Start of Data rows

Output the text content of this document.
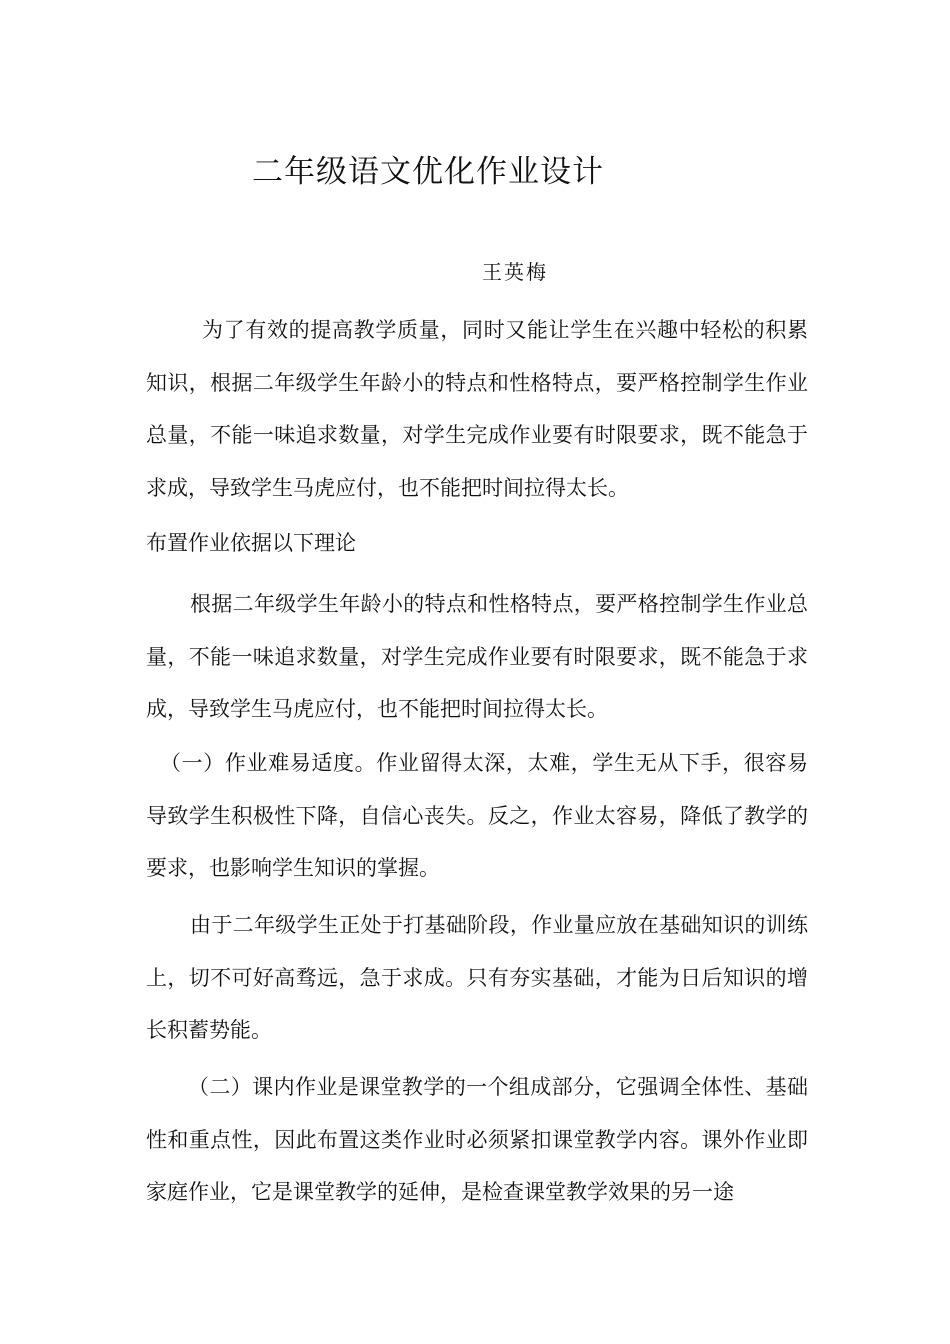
二年级语文优化作业设计
王英梅

为了有效的提高教学质量，同时又能让学生在兴趣中轻松的积累知识，根据二年级学生年龄小的特点和性格特点，要严格控制学生作业总量，不能一味追求数量，对学生完成作业要有时限要求，既不能急于求成，导致学生马虎应付，也不能把时间拉得太长。

布置作业依据以下理论

根据二年级学生年龄小的特点和性格特点，要严格控制学生作业总量，不能一味追求数量，对学生完成作业要有时限要求，既不能急于求成，导致学生马虎应付，也不能把时间拉得太长。

（一）作业难易适度。作业留得太深，太难，学生无从下手，很容易导致学生积极性下降，自信心丧失。反之，作业太容易，降低了教学的要求，也影响学生知识的掌握。

由于二年级学生正处于打基础阶段，作业量应放在基础知识的训练上，切不可好高骛远，急于求成。只有夯实基础，才能为日后知识的增长积蓄势能。

（二）课内作业是课堂教学的一个组成部分，它强调全体性、基础性和重点性，因此布置这类作业时必须紧扣课堂教学内容。课外作业即家庭作业，它是课堂教学的延伸，是检查课堂教学效果的另一途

End of Data rows

__Work to be completed__: Omit the pictures, then output the rest of the listing exactly.

__Exercise result__:
Output the text content of this document.
二年级语文优化作业设计
王英梅

为了有效的提高教学质量，同时又能让学生在兴趣中轻松的积累知识，根据二年级学生年龄小的特点和性格特点，要严格控制学生作业总量，不能一味追求数量，对学生完成作业要有时限要求，既不能急于求成，导致学生马虎应付，也不能把时间拉得太长。

布置作业依据以下理论

根据二年级学生年龄小的特点和性格特点，要严格控制学生作业总量，不能一味追求数量，对学生完成作业要有时限要求，既不能急于求成，导致学生马虎应付，也不能把时间拉得太长。

（一）作业难易适度。作业留得太深，太难，学生无从下手，很容易导致学生积极性下降，自信心丧失。反之，作业太容易，降低了教学的要求，也影响学生知识的掌握。

由于二年级学生正处于打基础阶段，作业量应放在基础知识的训练上，切不可好高骛远，急于求成。只有夯实基础，才能为日后知识的增长积蓄势能。

（二）课内作业是课堂教学的一个组成部分，它强调全体性、基础性和重点性，因此布置这类作业时必须紧扣课堂教学内容。课外作业即家庭作业，它是课堂教学的延伸，是检查课堂教学效果的另一途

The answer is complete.